> [DIRECTION]
Note each line where "sento" appears, and copy it.

[start of DATA FOR THIS TASK]

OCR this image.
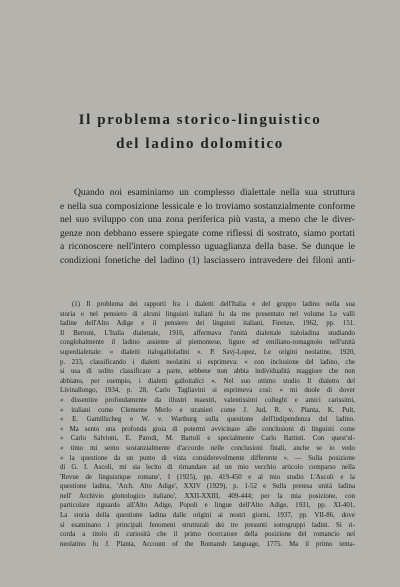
Il problema storico-linguistico
del ladino dolomitico
Quando noi esaminiamo un complesso dialettale nella sua struttura
e nella sua composizione lessicale e lo troviamo sostanzialmente conforme
nel suo sviluppo con una zona periferica più vasta, a meno che le diver-
genze non debbano essere spiegate come riflessi di sostrato, siamo portati
a riconoscere nell'intero complesso uguaglianza della base. Se dunque le
condizioni fonetiche del ladino (1) lasciassero intravedere dei filoni anti-
(1) Il problema dei rapporti fra i dialetti dell'Italia e del gruppo ladino nella sua
storia e nel pensiero di alcuni linguisti italiani fu da me presentato nel volume Le valli
ladine dell'Alto Adige e il pensiero dei linguisti italiani, Firenze, 1962, pp. 151.
Il Bertoni, L'Italia dialettale, 1916, affermava l'unità dialettale italoladina studiando
conglobalmente il ladino assieme al piemontese, ligure ed emiliano-romagnolo nell'unità
superdialettale: « dialetti italogalloladini ». P. Savj-Lopez, Le origini neolatine, 1920,
p. 233, classificando i dialetti neolatini si esprimeva: « con inclusione del ladino, che
si usa di solito classificare a parte, sebbene non abbia individualità maggiore che non
abbiano, per esempio, i dialetti galloitalici ». Nel suo ottimo studio Il dialetto del
Livinallongo, 1934, p. 28, Carlo Tagliavini si esprimeva così: « mi duole di dover
« dissentire profondamente da illustri maestri, valentissimi colleghi e amici carissimi,
« italiani come Clemente Merlo e stranieri come J. Jud, R. v. Planta, K. Pult,
« E. Gamillscheg e W. v. Wartburg sulla questione dell'indipendenza del ladino.
« Ma sento una profonda gioia di potermi avvicinare alle conclusioni di linguisti come
« Carlo Salvioni, E. Parodi, M. Bartoli e specialmente Carlo Battisti. Con quest'ul-
« timo mi sento sostanzialmente d'accordo nelle conclusioni finali, anche se io vedo
« la questione da un punto di vista considerevolmente differente ». — Sulla posizione
di G. I. Ascoli, mi sia lecito di rimandare ad un mio vecchio articolo comparso nella
'Revue de linguistique romane', I (1925), pp. 419-450 e al mio studio L'Ascoli e la
questione ladina, 'Arch. Alto Adige', XXIV (1929), p. 1-52 e Sulla pretesa unità ladina
nell' Archivio glottologico italiano', XXII-XXIII, 409-444; per la mia posizione, con
particolare riguardo all'Alto Adige, Popoli e lingue dell'Alto Adige, 1931, pp. XI-401,
La storia della questione ladina dalle origini ai nostri giorni, 1937, pp. VII-86, dove
si esaminano i principali fenomeni strutturali dei tre presunti sottogruppi ladini. Si ri-
corda a titolo di curiosità che il primo ricercatore della posizione del romancio nel
neolatino fu J. Planta, Account of the Romansh language, 1775. Ma il primo tenta-
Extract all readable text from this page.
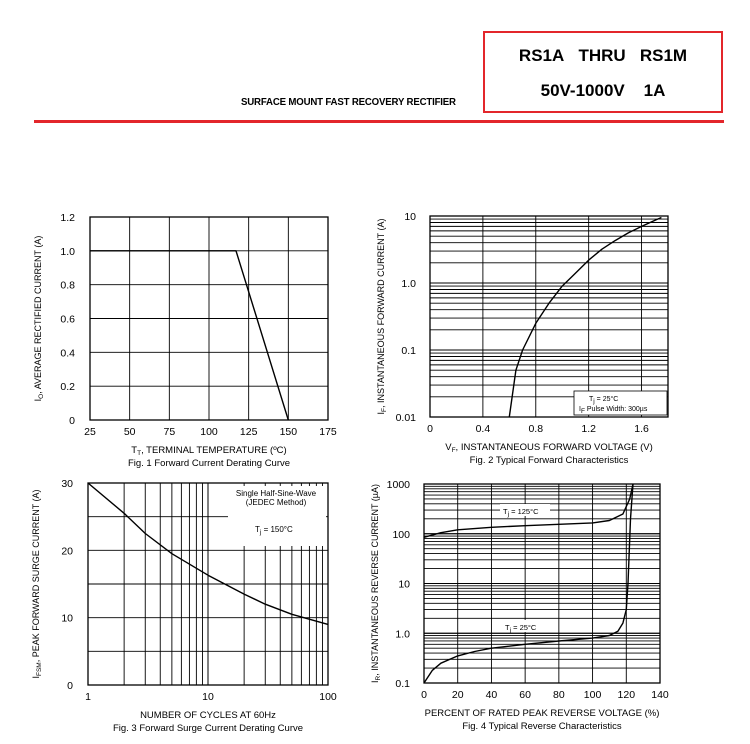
RS1A THRU RS1M
50V-1000V 1A
SURFACE MOUNT FAST RECOVERY RECTIFIER
25	50	75 100 125 150 175
0
0.2
0.4
0.6
0.8
1.0
1.2
$T_T$, TERMINAL TEMPERATURE (ºC)
Fig. 1 Forward Current Derating Curve
$I_O$, AVERAGE RECTIFIED CURRENT (A)
0	0.4	0.8	1.2	1.6
0.01
0.1
1.0
10
$V_F$, INSTANTANEOUS FORWARD VOLTAGE (V)
Fig. 2 Typical Forward Characteristics
$I_F$, INSTANTANEOUS FORWARD CURRENT (A)	Tj = 25°C
IF Pulse Width: 300µs
1	10	100
0
10
20
30
NUMBER OF CYCLES AT 60Hz
Fig. 3 Forward Surge Current Derating Curve
$I_{FSM}$, PEAK FORWARD SURGE CURRENT (A)	Single Half-Sine-Wave
(JEDEC Method)
$T_j = 150^\circ C$
0 20 40 60 80 100 120 140
0.1
1.0
10
100
1000
PERCENT OF RATED PEAK REVERSE VOLTAGE (%)
Fig. 4 Typical Reverse Characteristics
$I_R$, INSTANTANEOUS REVERSE CURRENT (µA)	Tj = 125°C
Tj = 25°C
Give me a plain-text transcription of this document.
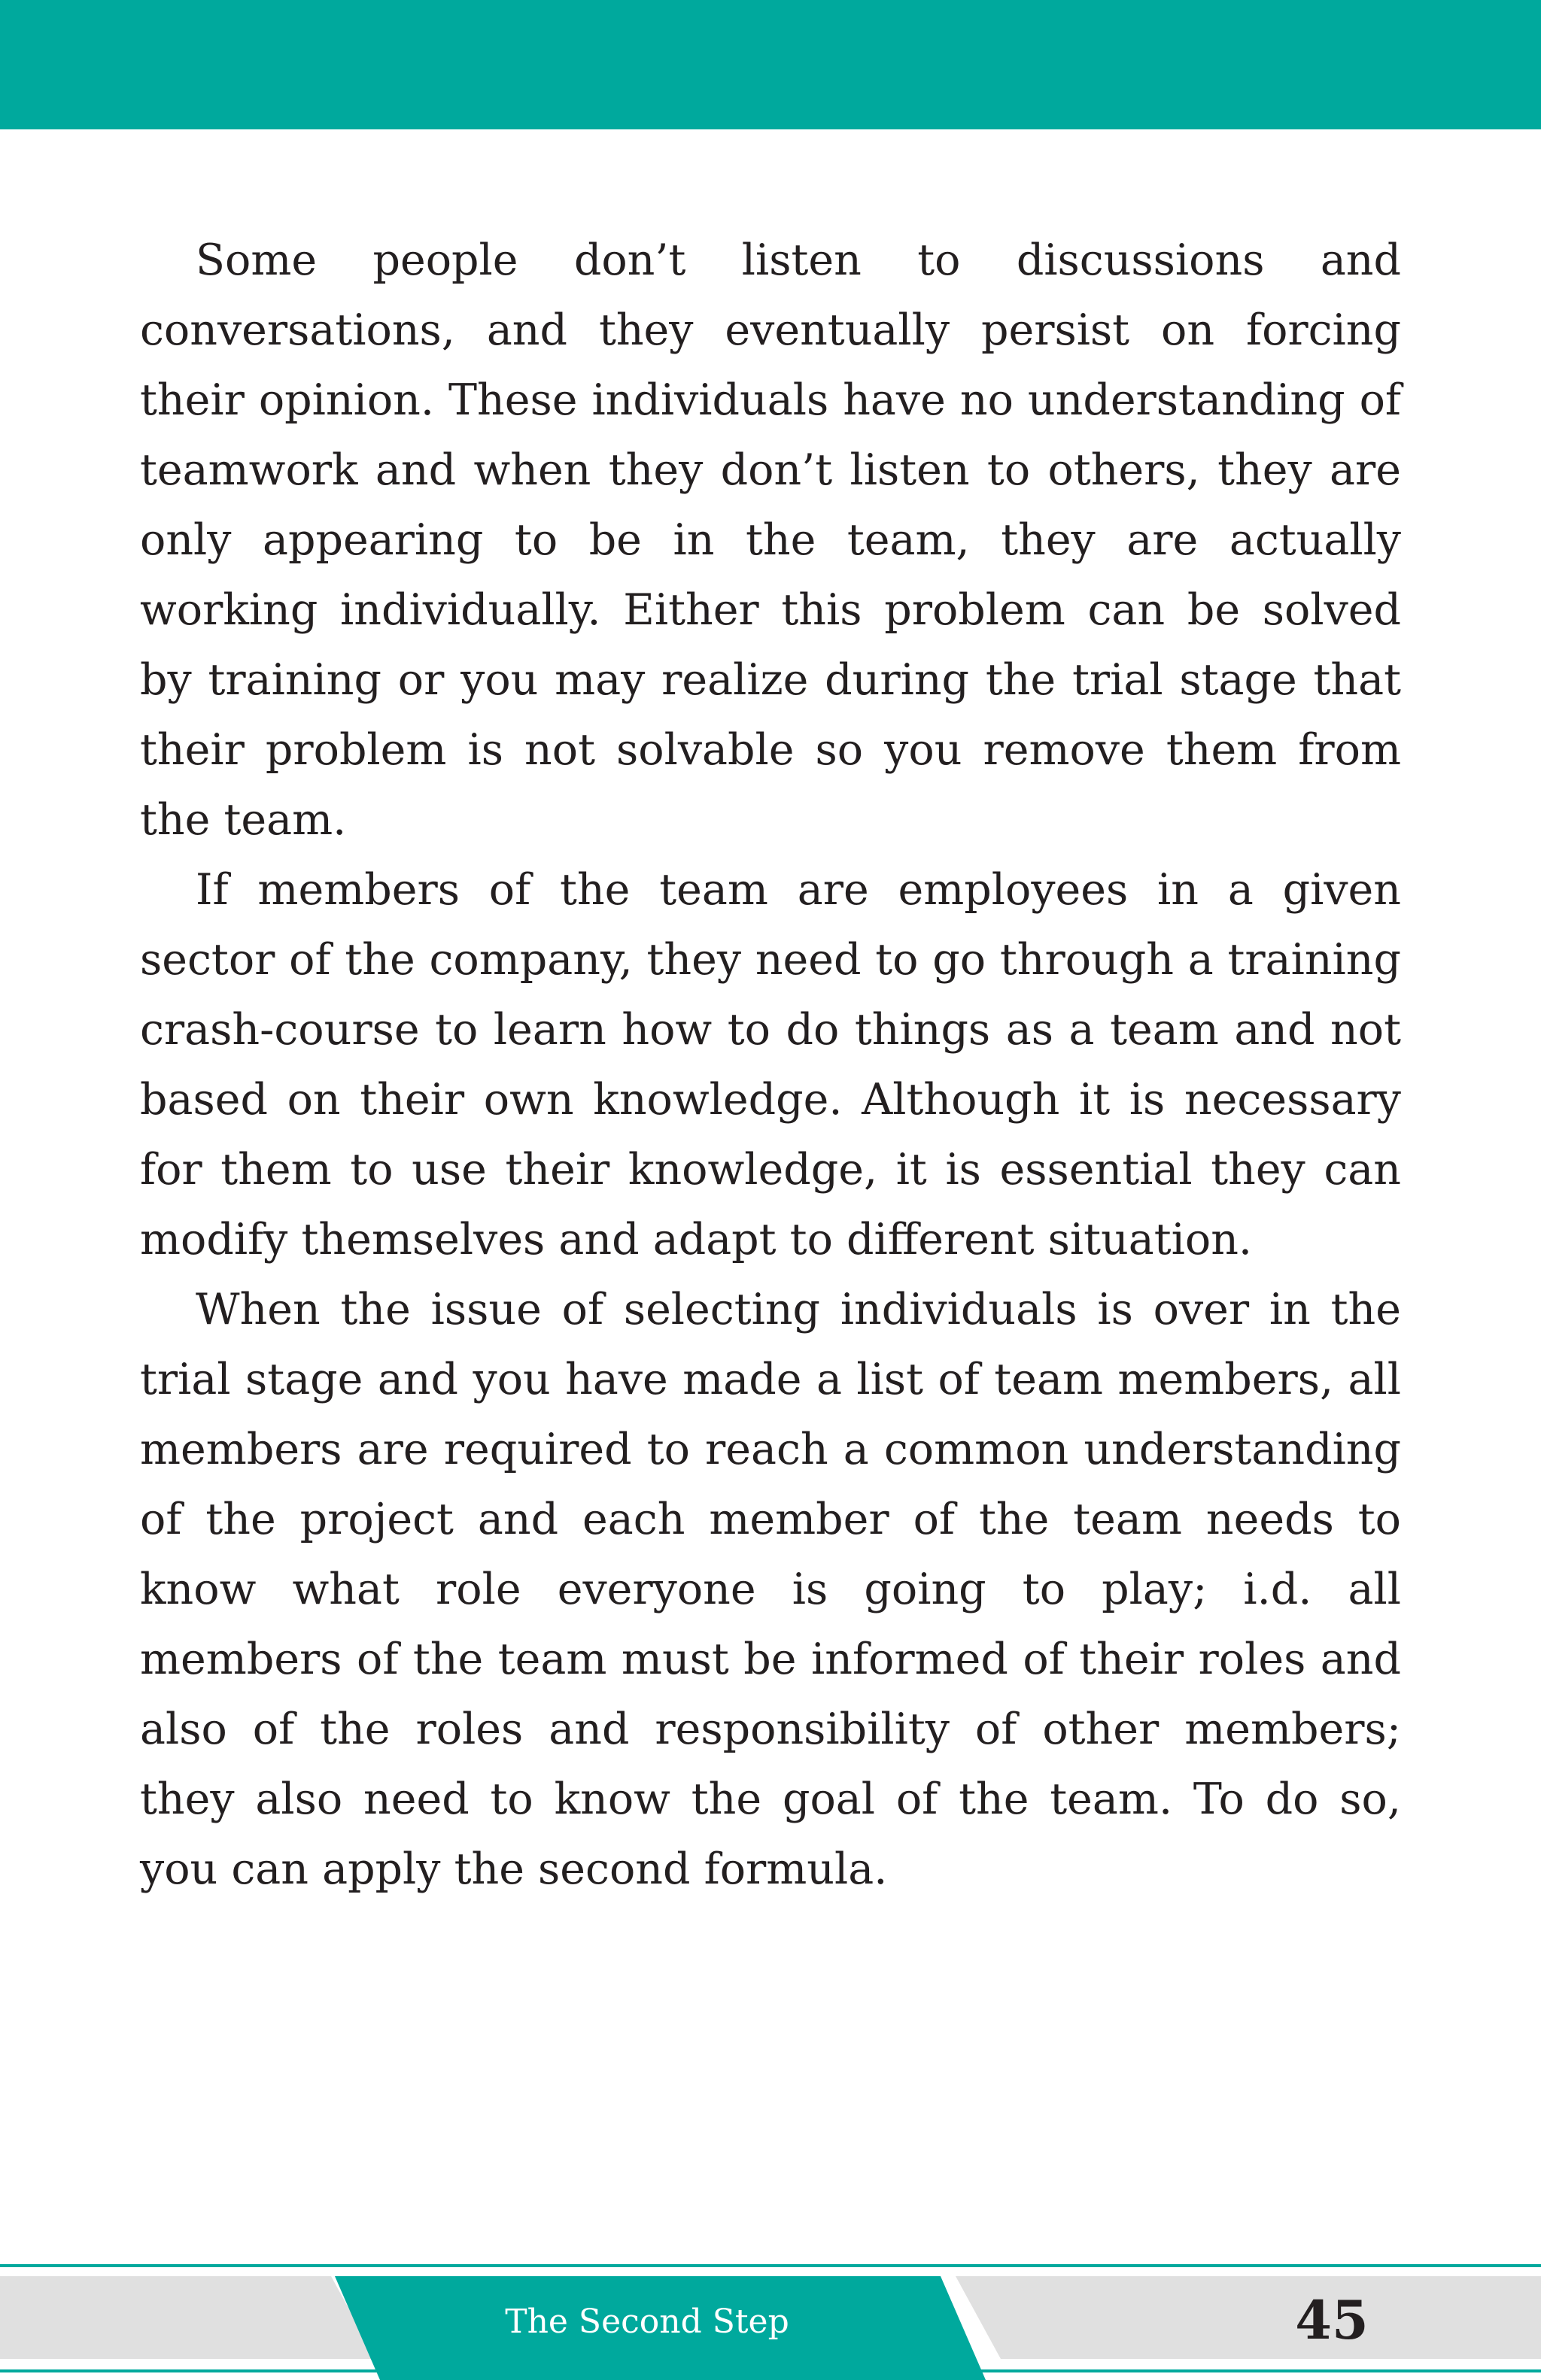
Some people don’t listen to discussions and conversations, and they eventually persist on forcing their opinion. These individuals have no understanding of teamwork and when they don’t listen to others, they are only appearing to be in the team, they are actually working individually. Either this problem can be solved by training or you may realize during the trial stage that their problem is not solvable so you remove them from the team.

If members of the team are employees in a given sector of the company, they need to go through a training crash-course to learn how to do things as a team and not based on their own knowledge. Although it is necessary for them to use their knowledge, it is essential they can modify themselves and adapt to different situation.

When the issue of selecting individuals is over in the trial stage and you have made a list of team members, all members are required to reach a common understanding of the project and each member of the team needs to know what role everyone is going to play; i.d. all members of the team must be informed of their roles and also of the roles and responsibility of other members; they also need to know the goal of the team. To do so, you can apply the second formula.

The Second Step	45
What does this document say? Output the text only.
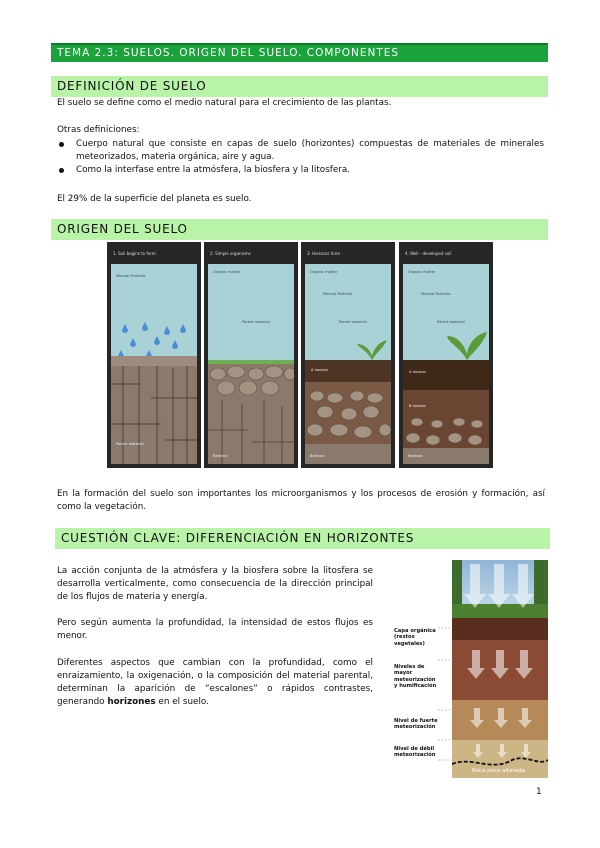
TEMA 2.3: SUELOS. ORIGEN DEL SUELO. COMPONENTES
DEFINICIÓN DE SUELO

El suelo se define como el medio natural para el crecimiento de las plantas.

Otras definiciones:

Cuerpo natural que consiste en capas de suelo (horizontes) compuestas de materiales de minerales meteorizados, materia orgánica, aire y agua.
Como la interfase entre la atmósfera, la biosfera y la litosfera.

El 29% de la superficie del planeta es suelo.

ORIGEN DEL SUELO
1. Soil begins to form
Mineral Particles
Parent material
2. Simple organisms
Organic matter
Parent material
Bedrock
3. Horizons form
Organic matter
Mineral Particles
Parent material
A horizon
Bedrock
4. Well - developed soil
Organic matter
Mineral Particles
Parent material
A horizon
B horizon
Bedrock

En la formación del suelo son importantes los microorganismos y los procesos de erosión y formación, así como la vegetación.

CUESTIÓN CLAVE: DIFERENCIACIÓN EN HORIZONTES

La acción conjunta de la atmósfera y la biosfera sobre la litosfera se desarrolla verticalmente, como consecuencia de la dirección principal de los flujos de materia y energía.

Pero según aumenta la profundidad, la intensidad de estos flujos es menor.

Diferentes aspectos que cambian con la profundidad, como el enraizamiento, la oxigenación, o la composición del material parental, determinan la aparición de “escalones” o rápidos contrastes, generando horizones en el suelo.

Roca poco alterada
Capa orgánica (restos vegetales)
Niveles de mayor meteorización y humificación
Nivel de fuerte meteorización
Nivel de débil meteorización
1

[end of DATA FOR THIS TASK]

> [THE OUTPUT]
« Ma sento una profonda gioia di potermi avvicinare alle conclusioni di linguisti come
« timo mi sento sostanzialmente d'accordo nelle conclusioni finali, anche se io vedo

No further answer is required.